• YOUR OBJECTIVE:
Please rewrite the entries below as a numbered list, leaving out any blank lines.

• MATERIAL SHOWN:
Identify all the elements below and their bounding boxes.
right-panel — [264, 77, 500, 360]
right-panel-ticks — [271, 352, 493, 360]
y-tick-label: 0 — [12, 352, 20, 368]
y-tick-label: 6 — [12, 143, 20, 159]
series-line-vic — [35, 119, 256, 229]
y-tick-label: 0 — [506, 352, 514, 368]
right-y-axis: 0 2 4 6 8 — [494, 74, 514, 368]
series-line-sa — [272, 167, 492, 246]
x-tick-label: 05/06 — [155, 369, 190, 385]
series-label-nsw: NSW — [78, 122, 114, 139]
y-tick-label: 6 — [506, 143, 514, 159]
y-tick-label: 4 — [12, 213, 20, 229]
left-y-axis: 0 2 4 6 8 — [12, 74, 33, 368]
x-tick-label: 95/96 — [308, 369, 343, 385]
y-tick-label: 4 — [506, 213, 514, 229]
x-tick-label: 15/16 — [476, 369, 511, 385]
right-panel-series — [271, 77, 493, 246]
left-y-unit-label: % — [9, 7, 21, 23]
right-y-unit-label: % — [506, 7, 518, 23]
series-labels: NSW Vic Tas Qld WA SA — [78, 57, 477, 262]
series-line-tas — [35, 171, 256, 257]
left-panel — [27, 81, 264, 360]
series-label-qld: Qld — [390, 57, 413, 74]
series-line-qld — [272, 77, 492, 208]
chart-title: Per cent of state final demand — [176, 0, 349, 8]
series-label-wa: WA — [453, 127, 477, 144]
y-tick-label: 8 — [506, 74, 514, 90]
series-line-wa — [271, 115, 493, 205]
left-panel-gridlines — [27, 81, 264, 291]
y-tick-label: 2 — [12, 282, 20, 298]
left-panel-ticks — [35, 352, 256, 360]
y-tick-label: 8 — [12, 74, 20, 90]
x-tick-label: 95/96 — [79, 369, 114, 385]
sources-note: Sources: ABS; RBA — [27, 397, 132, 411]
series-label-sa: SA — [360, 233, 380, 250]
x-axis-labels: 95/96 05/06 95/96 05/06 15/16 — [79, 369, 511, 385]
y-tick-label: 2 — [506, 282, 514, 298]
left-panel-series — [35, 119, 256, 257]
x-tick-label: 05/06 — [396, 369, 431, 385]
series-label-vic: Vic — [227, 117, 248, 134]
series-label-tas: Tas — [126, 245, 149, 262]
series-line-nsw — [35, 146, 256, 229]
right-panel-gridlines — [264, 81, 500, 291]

• TASK SOLUTION:
1. Identify all the elements below and their bounding boxes.
2. right-panel — [264, 77, 500, 360]
3. right-panel-ticks — [271, 352, 493, 360]
4. y-tick-label: 0 — [12, 352, 20, 368]
5. y-tick-label: 6 — [12, 143, 20, 159]
6. series-line-vic — [35, 119, 256, 229]
7. y-tick-label: 0 — [506, 352, 514, 368]
8. right-y-axis: 0 2 4 6 8 — [494, 74, 514, 368]
9. series-line-sa — [272, 167, 492, 246]
10. x-tick-label: 05/06 — [155, 369, 190, 385]
11. series-label-nsw: NSW — [78, 122, 114, 139]
12. y-tick-label: 6 — [506, 143, 514, 159]
13. y-tick-label: 4 — [12, 213, 20, 229]
14. left-y-axis: 0 2 4 6 8 — [12, 74, 33, 368]
15. x-tick-label: 95/96 — [308, 369, 343, 385]
16. y-tick-label: 4 — [506, 213, 514, 229]
17. x-tick-label: 15/16 — [476, 369, 511, 385]
18. right-panel-series — [271, 77, 493, 246]
19. left-y-unit-label: % — [9, 7, 21, 23]
20. right-y-unit-label: % — [506, 7, 518, 23]
21. series-labels: NSW Vic Tas Qld WA SA — [78, 57, 477, 262]
22. series-line-tas — [35, 171, 256, 257]
23. left-panel — [27, 81, 264, 360]
24. series-label-qld: Qld — [390, 57, 413, 74]
25. series-line-qld — [272, 77, 492, 208]
26. chart-title: Per cent of state final demand — [176, 0, 349, 8]
27. series-label-wa: WA — [453, 127, 477, 144]
28. y-tick-label: 8 — [506, 74, 514, 90]
29. series-line-wa — [271, 115, 493, 205]
30. left-panel-gridlines — [27, 81, 264, 291]
31. y-tick-label: 2 — [12, 282, 20, 298]
32. left-panel-ticks — [35, 352, 256, 360]
33. y-tick-label: 8 — [12, 74, 20, 90]
34. x-tick-label: 95/96 — [79, 369, 114, 385]
35. sources-note: Sources: ABS; RBA — [27, 397, 132, 411]
36. series-label-sa: SA — [360, 233, 380, 250]
37. x-axis-labels: 95/96 05/06 95/96 05/06 15/16 — [79, 369, 511, 385]
38. y-tick-label: 2 — [506, 282, 514, 298]
39. left-panel-series — [35, 119, 256, 257]
40. x-tick-label: 05/06 — [396, 369, 431, 385]
41. series-label-vic: Vic — [227, 117, 248, 134]
42. series-label-tas: Tas — [126, 245, 149, 262]
43. series-line-nsw — [35, 146, 256, 229]
44. right-panel-gridlines — [264, 81, 500, 291]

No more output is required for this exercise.